• [THE PROBLEM]: Print the items unchanged, from the first line through the line containing "header-detail-count: 入金明細数: [1474, 327, 1701, 375]".
* * * * * * *
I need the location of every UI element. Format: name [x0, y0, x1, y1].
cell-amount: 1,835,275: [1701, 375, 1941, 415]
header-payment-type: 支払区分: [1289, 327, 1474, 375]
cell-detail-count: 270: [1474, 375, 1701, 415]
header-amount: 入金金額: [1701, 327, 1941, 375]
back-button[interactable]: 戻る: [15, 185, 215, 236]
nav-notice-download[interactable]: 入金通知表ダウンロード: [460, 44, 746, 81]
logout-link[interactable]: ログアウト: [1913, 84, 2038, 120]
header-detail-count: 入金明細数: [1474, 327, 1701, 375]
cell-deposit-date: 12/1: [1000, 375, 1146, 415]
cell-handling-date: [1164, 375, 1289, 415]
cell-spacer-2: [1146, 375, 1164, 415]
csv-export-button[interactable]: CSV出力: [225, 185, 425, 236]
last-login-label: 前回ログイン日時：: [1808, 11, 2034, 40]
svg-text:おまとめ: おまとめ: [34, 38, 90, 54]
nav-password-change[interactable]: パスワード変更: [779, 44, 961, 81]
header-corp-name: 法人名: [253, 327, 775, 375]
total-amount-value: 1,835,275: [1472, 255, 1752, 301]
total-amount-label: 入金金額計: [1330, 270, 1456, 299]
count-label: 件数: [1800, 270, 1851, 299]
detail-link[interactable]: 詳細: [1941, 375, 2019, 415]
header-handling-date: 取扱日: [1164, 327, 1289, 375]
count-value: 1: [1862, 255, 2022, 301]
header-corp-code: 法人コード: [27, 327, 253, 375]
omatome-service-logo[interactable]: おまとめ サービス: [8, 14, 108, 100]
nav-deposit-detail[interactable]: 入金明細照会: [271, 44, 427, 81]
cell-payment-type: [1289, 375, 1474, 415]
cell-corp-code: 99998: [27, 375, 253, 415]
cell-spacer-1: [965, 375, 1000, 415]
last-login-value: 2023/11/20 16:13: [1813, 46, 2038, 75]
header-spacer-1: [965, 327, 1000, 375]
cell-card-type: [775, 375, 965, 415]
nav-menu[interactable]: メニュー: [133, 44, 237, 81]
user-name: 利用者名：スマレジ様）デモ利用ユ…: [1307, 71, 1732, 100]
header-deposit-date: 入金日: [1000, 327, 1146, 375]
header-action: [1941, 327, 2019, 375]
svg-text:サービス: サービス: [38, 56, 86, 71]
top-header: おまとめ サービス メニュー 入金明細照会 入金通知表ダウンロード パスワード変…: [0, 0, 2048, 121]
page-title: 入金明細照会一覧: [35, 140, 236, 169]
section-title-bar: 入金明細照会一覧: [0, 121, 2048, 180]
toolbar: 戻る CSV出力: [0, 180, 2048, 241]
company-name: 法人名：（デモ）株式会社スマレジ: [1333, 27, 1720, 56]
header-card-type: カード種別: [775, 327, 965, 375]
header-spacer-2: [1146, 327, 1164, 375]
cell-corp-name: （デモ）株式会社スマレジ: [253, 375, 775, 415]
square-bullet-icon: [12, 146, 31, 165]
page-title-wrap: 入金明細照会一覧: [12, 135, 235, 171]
* * * * * * *
• [RIGHT ANSWER]:
I need the location of every UI element. Format: name [x0, y0, x1, y1].
cell-amount: 1,835,275: [1701, 375, 1941, 415]
header-payment-type: 支払区分: [1289, 327, 1474, 375]
cell-detail-count: 270: [1474, 375, 1701, 415]
header-amount: 入金金額: [1701, 327, 1941, 375]
back-button[interactable]: 戻る: [15, 185, 215, 236]
nav-notice-download[interactable]: 入金通知表ダウンロード: [460, 44, 746, 81]
logout-link[interactable]: ログアウト: [1913, 84, 2038, 120]
header-detail-count: 入金明細数: [1474, 327, 1701, 375]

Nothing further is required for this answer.